◆ REQUIREMENT
Repeat every record below exactly as written.

◆ RECORDED DATA

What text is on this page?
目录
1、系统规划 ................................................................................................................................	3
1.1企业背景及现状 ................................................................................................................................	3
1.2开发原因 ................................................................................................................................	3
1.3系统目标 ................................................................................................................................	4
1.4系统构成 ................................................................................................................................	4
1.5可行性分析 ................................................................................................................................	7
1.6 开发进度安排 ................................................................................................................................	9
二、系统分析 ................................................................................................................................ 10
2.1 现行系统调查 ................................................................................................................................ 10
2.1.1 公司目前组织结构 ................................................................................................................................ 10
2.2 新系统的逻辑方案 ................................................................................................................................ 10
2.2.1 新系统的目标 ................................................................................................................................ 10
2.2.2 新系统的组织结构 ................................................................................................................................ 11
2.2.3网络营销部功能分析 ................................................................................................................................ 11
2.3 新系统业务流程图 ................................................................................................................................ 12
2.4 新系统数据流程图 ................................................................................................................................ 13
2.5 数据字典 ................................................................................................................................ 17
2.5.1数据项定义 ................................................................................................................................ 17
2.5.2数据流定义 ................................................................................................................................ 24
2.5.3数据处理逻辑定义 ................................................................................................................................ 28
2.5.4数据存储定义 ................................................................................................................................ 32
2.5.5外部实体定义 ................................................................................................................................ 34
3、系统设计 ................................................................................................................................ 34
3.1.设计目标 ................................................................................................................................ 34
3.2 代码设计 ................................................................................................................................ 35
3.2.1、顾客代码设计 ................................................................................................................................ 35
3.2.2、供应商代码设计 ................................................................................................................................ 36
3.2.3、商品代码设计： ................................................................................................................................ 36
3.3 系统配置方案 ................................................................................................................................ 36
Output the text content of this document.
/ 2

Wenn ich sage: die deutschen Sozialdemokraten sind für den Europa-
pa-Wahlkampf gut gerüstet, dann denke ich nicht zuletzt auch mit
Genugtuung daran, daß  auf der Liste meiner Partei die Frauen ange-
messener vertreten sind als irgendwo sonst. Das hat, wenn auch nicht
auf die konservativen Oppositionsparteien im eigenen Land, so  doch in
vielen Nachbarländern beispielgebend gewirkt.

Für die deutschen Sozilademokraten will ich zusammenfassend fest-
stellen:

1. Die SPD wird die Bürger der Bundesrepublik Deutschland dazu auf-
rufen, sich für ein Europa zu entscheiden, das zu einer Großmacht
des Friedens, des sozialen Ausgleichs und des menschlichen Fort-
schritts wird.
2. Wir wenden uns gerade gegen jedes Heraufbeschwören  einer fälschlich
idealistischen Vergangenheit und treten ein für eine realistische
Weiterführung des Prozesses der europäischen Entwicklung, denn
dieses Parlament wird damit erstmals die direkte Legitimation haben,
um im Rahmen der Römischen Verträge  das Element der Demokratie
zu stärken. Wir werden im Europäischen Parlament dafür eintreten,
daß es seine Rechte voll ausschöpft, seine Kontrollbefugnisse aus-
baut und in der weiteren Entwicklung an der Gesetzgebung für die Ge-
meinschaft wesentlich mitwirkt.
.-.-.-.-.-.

◆ FINAL RESULT
What text is on this page?
目录
1、系统规划 ................................................................................................................................	3
1.1企业背景及现状 ................................................................................................................................	3
1.2开发原因 ................................................................................................................................	3
1.3系统目标 ................................................................................................................................	4
1.4系统构成 ................................................................................................................................	4
1.5可行性分析 ................................................................................................................................	7
1.6 开发进度安排 ................................................................................................................................	9
二、系统分析 ................................................................................................................................ 10
2.1 现行系统调查 ................................................................................................................................ 10
2.1.1 公司目前组织结构 ................................................................................................................................ 10
2.2 新系统的逻辑方案 ................................................................................................................................ 10
2.2.1 新系统的目标 ................................................................................................................................ 10
2.2.2 新系统的组织结构 ................................................................................................................................ 11
2.2.3网络营销部功能分析 ................................................................................................................................ 11
2.3 新系统业务流程图 ................................................................................................................................ 12
2.4 新系统数据流程图 ................................................................................................................................ 13
2.5 数据字典 ................................................................................................................................ 17
2.5.1数据项定义 ................................................................................................................................ 17
2.5.2数据流定义 ................................................................................................................................ 24
2.5.3数据处理逻辑定义 ................................................................................................................................ 28
2.5.4数据存储定义 ................................................................................................................................ 32
2.5.5外部实体定义 ................................................................................................................................ 34
3、系统设计 ................................................................................................................................ 34
3.1.设计目标 ................................................................................................................................ 34
3.2 代码设计 ................................................................................................................................ 35
3.2.1、顾客代码设计 ................................................................................................................................ 35
3.2.2、供应商代码设计 ................................................................................................................................ 36
3.2.3、商品代码设计： ................................................................................................................................ 36
3.3 系统配置方案 ................................................................................................................................ 36
Output the text content of this document.
/ 2

Wenn ich sage: die deutschen Sozialdemokraten sind für den Europa-
pa-Wahlkampf gut gerüstet, dann denke ich nicht zuletzt auch mit
Genugtuung daran, daß  auf der Liste meiner Partei die Frauen ange-
messener vertreten sind als irgendwo sonst. Das hat, wenn auch nicht
auf die konservativen Oppositionsparteien im eigenen Land, so  doch in
vielen Nachbarländern beispielgebend gewirkt.

Für die deutschen Sozilademokraten will ich zusammenfassend fest-
stellen:

1. Die SPD wird die Bürger der Bundesrepublik Deutschland dazu auf-
rufen, sich für ein Europa zu entscheiden, das zu einer Großmacht
des Friedens, des sozialen Ausgleichs und des menschlichen Fort-
schritts wird.
2. Wir wenden uns gerade gegen jedes Heraufbeschwören  einer fälschlich
idealistischen Vergangenheit und treten ein für eine realistische
Weiterführung des Prozesses der europäischen Entwicklung, denn
dieses Parlament wird damit erstmals die direkte Legitimation haben,
um im Rahmen der Römischen Verträge  das Element der Demokratie
zu stärken. Wir werden im Europäischen Parlament dafür eintreten,
daß es seine Rechte voll ausschöpft, seine Kontrollbefugnisse aus-
baut und in der weiteren Entwicklung an der Gesetzgebung für die Ge-
meinschaft wesentlich mitwirkt.
.-.-.-.-.-.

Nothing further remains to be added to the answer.